** start of INFORMATION PROVIDED **
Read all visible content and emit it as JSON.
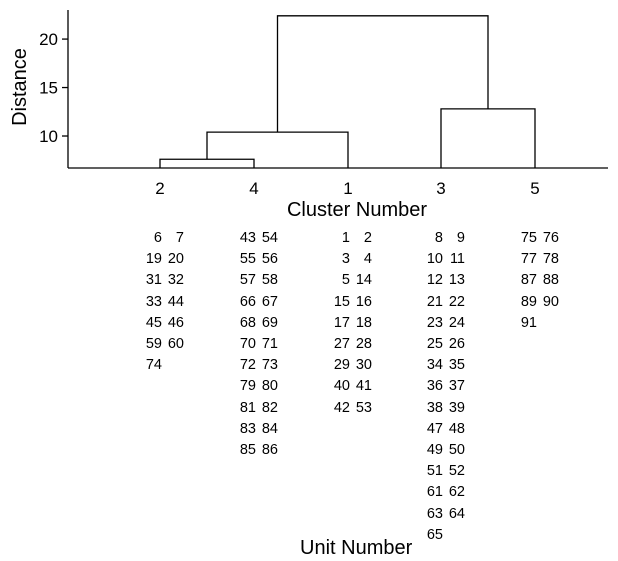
{
  "chart": {
    "type": "dendrogram",
    "ylabel": "Distance",
    "xlabel": "Cluster Number",
    "yticks": [
      10,
      15,
      20
    ],
    "ylim": [
      6.7,
      23
    ],
    "leaf_order": [
      "2",
      "4",
      "1",
      "3",
      "5"
    ],
    "merges": [
      {
        "left": "2",
        "right": "4",
        "height": 7.6
      },
      {
        "left": "2+4",
        "right": "1",
        "height": 10.4
      },
      {
        "left": "3",
        "right": "5",
        "height": 12.8
      },
      {
        "left": "2+4+1",
        "right": "3+5",
        "height": 22.4
      }
    ]
  },
  "units": {
    "title": "Unit Number",
    "clusters": [
      {
        "cluster": "2",
        "rows": [
          [
            "6",
            "7"
          ],
          [
            "19",
            "20"
          ],
          [
            "31",
            "32"
          ],
          [
            "33",
            "44"
          ],
          [
            "45",
            "46"
          ],
          [
            "59",
            "60"
          ],
          [
            "74"
          ]
        ]
      },
      {
        "cluster": "4",
        "rows": [
          [
            "43",
            "54"
          ],
          [
            "55",
            "56"
          ],
          [
            "57",
            "58"
          ],
          [
            "66",
            "67"
          ],
          [
            "68",
            "69"
          ],
          [
            "70",
            "71"
          ],
          [
            "72",
            "73"
          ],
          [
            "79",
            "80"
          ],
          [
            "81",
            "82"
          ],
          [
            "83",
            "84"
          ],
          [
            "85",
            "86"
          ]
        ]
      },
      {
        "cluster": "1",
        "rows": [
          [
            "1",
            "2"
          ],
          [
            "3",
            "4"
          ],
          [
            "5",
            "14"
          ],
          [
            "15",
            "16"
          ],
          [
            "17",
            "18"
          ],
          [
            "27",
            "28"
          ],
          [
            "29",
            "30"
          ],
          [
            "40",
            "41"
          ],
          [
            "42",
            "53"
          ]
        ]
      },
      {
        "cluster": "3",
        "rows": [
          [
            "8",
            "9"
          ],
          [
            "10",
            "11"
          ],
          [
            "12",
            "13"
          ],
          [
            "21",
            "22"
          ],
          [
            "23",
            "24"
          ],
          [
            "25",
            "26"
          ],
          [
            "34",
            "35"
          ],
          [
            "36",
            "37"
          ],
          [
            "38",
            "39"
          ],
          [
            "47",
            "48"
          ],
          [
            "49",
            "50"
          ],
          [
            "51",
            "52"
          ],
          [
            "61",
            "62"
          ],
          [
            "63",
            "64"
          ],
          [
            "65"
          ]
        ]
      },
      {
        "cluster": "5",
        "rows": [
          [
            "75",
            "76"
          ],
          [
            "77",
            "78"
          ],
          [
            "87",
            "88"
          ],
          [
            "89",
            "90"
          ],
          [
            "91"
          ]
        ]
      }
    ]
  }
}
** end of INFORMATION PROVIDED **
**AIM OF THE EXERCISE:** In the listing above, count each line that holds the string "height". Give the number only.

**ANSWER TO THIS EXERCISE:** 4